### What you should do:
Rewrite the items from the start through the line with "In FIG. 9, the flange 54 is at (233, 137).", changing "diaphragm" to "membrane" and keeping everything else the same.

════

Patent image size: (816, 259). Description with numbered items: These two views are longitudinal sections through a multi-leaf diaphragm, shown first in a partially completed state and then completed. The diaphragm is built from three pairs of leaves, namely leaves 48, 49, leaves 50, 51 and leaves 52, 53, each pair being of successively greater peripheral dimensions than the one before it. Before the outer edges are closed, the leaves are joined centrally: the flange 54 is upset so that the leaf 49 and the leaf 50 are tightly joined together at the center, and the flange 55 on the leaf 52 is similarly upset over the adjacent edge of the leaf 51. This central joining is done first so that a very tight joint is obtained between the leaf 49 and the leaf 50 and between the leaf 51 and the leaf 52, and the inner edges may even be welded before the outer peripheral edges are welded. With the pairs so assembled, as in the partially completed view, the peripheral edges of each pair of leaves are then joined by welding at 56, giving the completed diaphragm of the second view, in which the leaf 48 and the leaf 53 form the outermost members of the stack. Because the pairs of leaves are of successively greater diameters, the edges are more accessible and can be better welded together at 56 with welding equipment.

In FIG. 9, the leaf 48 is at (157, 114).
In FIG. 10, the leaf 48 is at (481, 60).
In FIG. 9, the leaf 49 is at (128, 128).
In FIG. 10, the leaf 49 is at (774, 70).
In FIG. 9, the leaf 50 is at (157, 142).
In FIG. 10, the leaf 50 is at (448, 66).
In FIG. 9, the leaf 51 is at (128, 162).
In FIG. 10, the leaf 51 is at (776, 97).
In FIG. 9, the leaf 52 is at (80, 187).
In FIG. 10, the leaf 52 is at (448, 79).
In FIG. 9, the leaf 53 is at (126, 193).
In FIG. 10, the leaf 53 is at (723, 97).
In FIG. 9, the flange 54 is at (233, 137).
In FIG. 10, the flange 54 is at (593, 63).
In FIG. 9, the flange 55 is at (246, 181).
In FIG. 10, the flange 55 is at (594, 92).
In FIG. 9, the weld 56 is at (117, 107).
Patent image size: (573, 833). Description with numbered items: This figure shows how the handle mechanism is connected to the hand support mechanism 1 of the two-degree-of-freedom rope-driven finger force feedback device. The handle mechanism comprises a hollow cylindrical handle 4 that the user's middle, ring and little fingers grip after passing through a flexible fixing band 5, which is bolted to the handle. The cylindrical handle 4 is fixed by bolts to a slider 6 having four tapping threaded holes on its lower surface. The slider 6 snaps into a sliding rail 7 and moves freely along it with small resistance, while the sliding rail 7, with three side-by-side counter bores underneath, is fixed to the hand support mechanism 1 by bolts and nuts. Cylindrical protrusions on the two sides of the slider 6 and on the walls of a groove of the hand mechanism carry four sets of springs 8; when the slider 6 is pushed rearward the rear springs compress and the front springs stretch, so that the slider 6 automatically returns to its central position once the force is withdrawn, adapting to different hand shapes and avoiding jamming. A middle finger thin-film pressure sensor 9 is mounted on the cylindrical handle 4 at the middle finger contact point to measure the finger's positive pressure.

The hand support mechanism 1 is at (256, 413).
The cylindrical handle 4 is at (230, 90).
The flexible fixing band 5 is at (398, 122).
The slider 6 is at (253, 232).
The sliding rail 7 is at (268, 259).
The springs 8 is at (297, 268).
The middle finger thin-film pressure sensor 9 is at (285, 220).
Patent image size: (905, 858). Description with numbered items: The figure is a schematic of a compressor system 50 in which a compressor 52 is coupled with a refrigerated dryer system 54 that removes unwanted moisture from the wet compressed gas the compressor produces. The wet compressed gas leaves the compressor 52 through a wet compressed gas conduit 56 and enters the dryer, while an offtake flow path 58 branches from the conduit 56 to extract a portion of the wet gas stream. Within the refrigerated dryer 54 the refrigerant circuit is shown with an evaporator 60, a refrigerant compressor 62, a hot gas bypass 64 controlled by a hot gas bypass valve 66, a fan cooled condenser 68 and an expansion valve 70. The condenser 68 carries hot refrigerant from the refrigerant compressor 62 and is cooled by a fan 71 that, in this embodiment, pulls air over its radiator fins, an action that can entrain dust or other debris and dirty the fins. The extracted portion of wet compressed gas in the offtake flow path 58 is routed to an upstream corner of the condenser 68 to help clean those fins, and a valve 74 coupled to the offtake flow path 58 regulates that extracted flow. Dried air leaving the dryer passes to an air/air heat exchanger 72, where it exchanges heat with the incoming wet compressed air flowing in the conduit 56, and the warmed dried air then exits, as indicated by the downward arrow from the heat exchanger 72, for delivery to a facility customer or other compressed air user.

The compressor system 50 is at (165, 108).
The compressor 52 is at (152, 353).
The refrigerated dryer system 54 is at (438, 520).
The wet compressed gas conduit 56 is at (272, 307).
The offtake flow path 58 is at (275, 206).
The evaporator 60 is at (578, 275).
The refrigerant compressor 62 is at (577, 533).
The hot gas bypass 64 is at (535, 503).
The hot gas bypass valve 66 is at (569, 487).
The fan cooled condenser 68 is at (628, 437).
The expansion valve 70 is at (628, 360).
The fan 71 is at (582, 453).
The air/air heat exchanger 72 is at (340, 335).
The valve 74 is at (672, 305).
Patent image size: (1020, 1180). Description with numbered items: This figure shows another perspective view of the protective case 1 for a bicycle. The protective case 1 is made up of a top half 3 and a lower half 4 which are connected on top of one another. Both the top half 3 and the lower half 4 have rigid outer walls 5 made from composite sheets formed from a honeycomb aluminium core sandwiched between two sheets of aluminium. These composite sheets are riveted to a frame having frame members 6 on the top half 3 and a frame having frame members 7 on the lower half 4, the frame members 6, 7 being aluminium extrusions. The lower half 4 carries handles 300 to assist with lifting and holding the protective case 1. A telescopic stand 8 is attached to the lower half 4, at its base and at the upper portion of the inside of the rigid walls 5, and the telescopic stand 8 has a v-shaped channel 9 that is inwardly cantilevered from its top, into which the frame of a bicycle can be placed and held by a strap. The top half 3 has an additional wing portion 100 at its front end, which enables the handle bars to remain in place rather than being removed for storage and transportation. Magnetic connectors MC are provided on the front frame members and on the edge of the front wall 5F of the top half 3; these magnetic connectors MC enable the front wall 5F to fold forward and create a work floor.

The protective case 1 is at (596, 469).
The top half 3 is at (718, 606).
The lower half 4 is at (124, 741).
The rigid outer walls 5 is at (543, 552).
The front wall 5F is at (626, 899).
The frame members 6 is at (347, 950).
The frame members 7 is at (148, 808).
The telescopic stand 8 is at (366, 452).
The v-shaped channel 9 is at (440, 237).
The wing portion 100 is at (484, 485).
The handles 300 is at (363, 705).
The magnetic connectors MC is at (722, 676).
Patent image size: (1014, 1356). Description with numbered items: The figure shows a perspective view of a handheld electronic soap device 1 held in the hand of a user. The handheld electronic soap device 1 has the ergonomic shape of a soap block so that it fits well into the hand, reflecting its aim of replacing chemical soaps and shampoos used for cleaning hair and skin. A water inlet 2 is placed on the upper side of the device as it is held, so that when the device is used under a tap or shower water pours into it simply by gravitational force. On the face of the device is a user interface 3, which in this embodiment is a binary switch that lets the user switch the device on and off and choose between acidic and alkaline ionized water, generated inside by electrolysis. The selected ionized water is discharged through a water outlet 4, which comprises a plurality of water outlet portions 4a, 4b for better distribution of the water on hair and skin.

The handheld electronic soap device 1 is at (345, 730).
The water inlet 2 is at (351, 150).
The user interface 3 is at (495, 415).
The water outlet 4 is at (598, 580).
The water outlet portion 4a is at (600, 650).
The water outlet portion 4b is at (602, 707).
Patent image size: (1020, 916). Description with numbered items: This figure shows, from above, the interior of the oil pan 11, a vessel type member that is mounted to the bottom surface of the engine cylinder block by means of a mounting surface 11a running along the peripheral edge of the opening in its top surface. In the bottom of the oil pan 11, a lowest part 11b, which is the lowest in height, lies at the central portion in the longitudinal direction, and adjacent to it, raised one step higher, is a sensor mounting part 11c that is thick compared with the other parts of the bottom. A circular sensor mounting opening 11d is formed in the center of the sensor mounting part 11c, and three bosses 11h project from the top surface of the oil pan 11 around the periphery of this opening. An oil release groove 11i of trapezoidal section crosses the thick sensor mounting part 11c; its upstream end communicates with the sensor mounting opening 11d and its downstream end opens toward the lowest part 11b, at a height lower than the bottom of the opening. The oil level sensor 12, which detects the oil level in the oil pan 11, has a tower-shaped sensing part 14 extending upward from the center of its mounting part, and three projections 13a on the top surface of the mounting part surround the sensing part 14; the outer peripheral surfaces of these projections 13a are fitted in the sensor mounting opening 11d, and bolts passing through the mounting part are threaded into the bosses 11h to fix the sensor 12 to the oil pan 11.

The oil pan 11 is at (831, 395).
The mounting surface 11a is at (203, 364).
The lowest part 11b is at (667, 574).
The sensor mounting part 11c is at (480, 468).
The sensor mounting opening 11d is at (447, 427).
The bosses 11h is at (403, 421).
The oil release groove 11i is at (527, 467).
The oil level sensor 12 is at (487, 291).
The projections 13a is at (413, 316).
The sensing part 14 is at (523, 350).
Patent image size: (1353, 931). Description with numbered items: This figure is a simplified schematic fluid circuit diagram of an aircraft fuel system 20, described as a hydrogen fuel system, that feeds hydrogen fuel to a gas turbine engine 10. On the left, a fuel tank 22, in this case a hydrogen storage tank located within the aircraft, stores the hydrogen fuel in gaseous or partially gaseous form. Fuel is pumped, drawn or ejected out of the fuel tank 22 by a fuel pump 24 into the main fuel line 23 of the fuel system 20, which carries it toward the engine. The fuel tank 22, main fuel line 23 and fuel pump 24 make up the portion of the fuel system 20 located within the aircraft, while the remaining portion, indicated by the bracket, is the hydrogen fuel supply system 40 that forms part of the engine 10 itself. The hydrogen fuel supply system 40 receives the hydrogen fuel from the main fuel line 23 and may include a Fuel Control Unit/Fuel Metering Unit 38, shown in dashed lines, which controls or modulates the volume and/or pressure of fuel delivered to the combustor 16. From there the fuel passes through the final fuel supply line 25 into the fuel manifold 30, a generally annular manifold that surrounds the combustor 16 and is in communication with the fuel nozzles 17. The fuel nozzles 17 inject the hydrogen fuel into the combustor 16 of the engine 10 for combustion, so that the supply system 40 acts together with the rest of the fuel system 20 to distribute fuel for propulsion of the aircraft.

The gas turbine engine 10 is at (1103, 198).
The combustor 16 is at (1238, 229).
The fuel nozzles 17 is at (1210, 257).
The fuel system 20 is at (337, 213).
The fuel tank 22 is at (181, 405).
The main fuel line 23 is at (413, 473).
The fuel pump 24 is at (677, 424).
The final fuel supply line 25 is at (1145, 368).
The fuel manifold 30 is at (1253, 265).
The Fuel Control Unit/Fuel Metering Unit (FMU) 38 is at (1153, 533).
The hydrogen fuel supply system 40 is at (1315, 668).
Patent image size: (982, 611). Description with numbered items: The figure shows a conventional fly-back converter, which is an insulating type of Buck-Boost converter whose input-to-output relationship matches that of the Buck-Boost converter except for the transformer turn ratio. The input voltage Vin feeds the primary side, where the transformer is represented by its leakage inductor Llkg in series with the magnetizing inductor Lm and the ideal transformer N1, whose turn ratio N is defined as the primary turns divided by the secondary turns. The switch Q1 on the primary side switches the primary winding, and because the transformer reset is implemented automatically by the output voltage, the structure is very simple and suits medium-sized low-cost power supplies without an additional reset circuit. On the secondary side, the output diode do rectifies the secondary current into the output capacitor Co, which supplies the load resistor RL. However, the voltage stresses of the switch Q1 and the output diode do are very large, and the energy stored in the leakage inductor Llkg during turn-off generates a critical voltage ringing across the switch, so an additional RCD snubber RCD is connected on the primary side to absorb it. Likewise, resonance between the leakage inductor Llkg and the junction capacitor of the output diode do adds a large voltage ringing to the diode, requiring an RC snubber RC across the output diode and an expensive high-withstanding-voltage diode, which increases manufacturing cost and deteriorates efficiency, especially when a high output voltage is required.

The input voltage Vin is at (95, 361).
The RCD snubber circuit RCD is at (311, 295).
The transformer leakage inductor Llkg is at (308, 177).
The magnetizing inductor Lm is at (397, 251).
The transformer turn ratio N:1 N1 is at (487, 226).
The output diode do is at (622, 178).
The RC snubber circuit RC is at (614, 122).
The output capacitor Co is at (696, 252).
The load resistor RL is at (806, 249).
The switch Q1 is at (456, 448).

════

### The reply:
Patent image size: (816, 259). Description with numbered items: These two views are longitudinal sections through a multi-leaf membrane, shown first in a partially completed state and then completed. The membrane is built from three pairs of leaves, namely leaves 48, 49, leaves 50, 51 and leaves 52, 53, each pair being of successively greater peripheral dimensions than the one before it. Before the outer edges are closed, the leaves are joined centrally: the flange 54 is upset so that the leaf 49 and the leaf 50 are tightly joined together at the center, and the flange 55 on the leaf 52 is similarly upset over the adjacent edge of the leaf 51. This central joining is done first so that a very tight joint is obtained between the leaf 49 and the leaf 50 and between the leaf 51 and the leaf 52, and the inner edges may even be welded before the outer peripheral edges are welded. With the pairs so assembled, as in the partially completed view, the peripheral edges of each pair of leaves are then joined by welding at 56, giving the completed membrane of the second view, in which the leaf 48 and the leaf 53 form the outermost members of the stack. Because the pairs of leaves are of successively greater diameters, the edges are more accessible and can be better welded together at 56 with welding equipment.

In FIG. 9, the leaf 48 is at (157, 114).
In FIG. 10, the leaf 48 is at (481, 60).
In FIG. 9, the leaf 49 is at (128, 128).
In FIG. 10, the leaf 49 is at (774, 70).
In FIG. 9, the leaf 50 is at (157, 142).
In FIG. 10, the leaf 50 is at (448, 66).
In FIG. 9, the leaf 51 is at (128, 162).
In FIG. 10, the leaf 51 is at (776, 97).
In FIG. 9, the leaf 52 is at (80, 187).
In FIG. 10, the leaf 52 is at (448, 79).
In FIG. 9, the leaf 53 is at (126, 193).
In FIG. 10, the leaf 53 is at (723, 97).
In FIG. 9, the flange 54 is at (233, 137).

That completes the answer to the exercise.